Review: The
Bettencourt Affair: The World's Richest Woman and the Scandal That Rocked Paris
The Bettencourt Affair: The World's
Richest Woman and the Scandal That Rocked Paris
by Tom Sancton (Dutton, $28 hardcover, 416p., 9781101984475, August 8, 2017)
In The Bettencourt Affair, former
Paris bureau chief for Time magazine Tom Sancton (Death of a Princess)
narrates the legal battle between 94-year-old L'Oréal heir Liliane Bettencourt
and her daughter, Françoise Meyers, over Liliane's estate and late-in-life
companion François-Marie Banier.
Liliane is the only child of a chemist who parlayed a
nontoxic hair dye into a behemoth fashion conglomerate. When he died, she
inherited the stock and actively participated on its board and subsidiary
investments. A fashionable, assertive, powerful and wealthy woman, Liliane
married André Bettencourt, who was more suited to the bureaucratic and
political positions he held for 30 years than he was to managing a private
empire--or entertaining Liliane's social and artistic whims. Their daughter,
Françoise, grew up with a disinterested father and a strong mother disappointed
in her child's introverted inclinations. She married the banker Jean-Pierre
Meyers. In the interest of estate planning, Liliane set up an inheritance trust
whereby Françoise and her two sons would receive her L'Oréal stock upon her
death, but Liliane would get all the dividends during her lifetime. Everybody
was plenty rich, but nobody was especially happy.
Banier was a gay photographer, artist and writer who insinuated himself into celebrity circles with humor and charm. Although only 40, he and 65-year-old Liliane hit it off, and she began to visit galleries and museums with him. She bought him art. She funded his studios and photography exhibits. Soon she was buying him apartments and vacation homes. Over 20 years, Banier received almost a billion euros worth of goodies from the captivated heiress. Françoise appeared miffed that Banier seemed to have become the child to her mother that she had never been.

== What you need to do ==
Quote the review of The Bettencourt Affair word for word, beginning at the words "In The Bettencourt" and stopping after "companion François-Marie Banier.".

== Supplied information ==

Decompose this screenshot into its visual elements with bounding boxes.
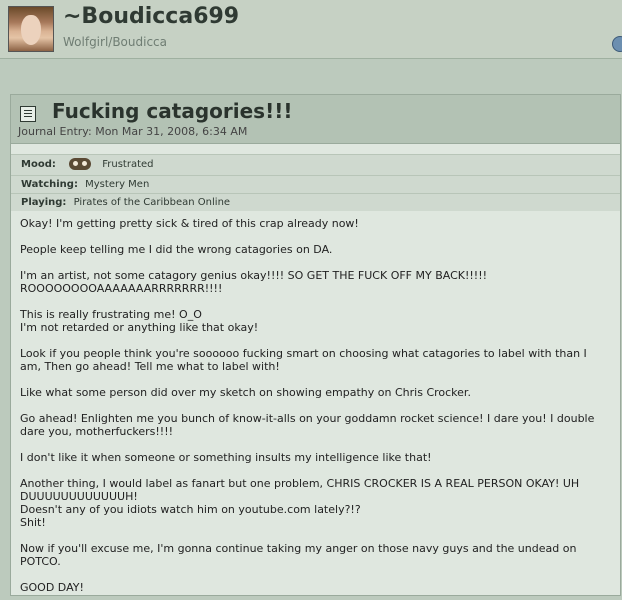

== Output for this task ==
In The Bettencourt Affair, former
Paris bureau chief for Time magazine Tom Sancton (Death of a Princess)
narrates the legal battle between 94-year-old L'Oréal heir Liliane Bettencourt
and her daughter, Françoise Meyers, over Liliane's estate and late-in-life
companion François-Marie Banier.